Dataset items
## BEGIN

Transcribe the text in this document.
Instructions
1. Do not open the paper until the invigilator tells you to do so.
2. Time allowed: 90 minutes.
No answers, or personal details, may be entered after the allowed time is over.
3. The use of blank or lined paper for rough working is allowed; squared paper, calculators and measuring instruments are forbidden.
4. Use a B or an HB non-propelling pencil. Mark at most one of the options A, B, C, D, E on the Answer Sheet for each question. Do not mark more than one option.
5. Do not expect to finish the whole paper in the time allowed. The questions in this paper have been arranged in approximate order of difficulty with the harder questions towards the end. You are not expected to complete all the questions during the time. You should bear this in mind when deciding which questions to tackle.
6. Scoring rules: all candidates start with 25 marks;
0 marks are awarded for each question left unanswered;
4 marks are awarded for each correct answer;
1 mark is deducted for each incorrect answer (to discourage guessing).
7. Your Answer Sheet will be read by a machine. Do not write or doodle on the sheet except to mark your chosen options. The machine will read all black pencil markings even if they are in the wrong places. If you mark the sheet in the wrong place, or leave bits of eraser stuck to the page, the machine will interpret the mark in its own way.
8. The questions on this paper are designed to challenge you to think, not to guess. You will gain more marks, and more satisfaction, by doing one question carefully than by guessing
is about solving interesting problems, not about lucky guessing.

## END

Scan the records above for the string "than", then report every line that contains it.

4. Use a B or an HB non-propelling pencil. Mark at most one of the options A, B, C, D, E on the Answer Sheet for each question. Do not mark more than one option.
8. The questions on this paper are designed to challenge you to think, not to guess. You will gain more marks, and more satisfaction, by doing one question carefully than by guessing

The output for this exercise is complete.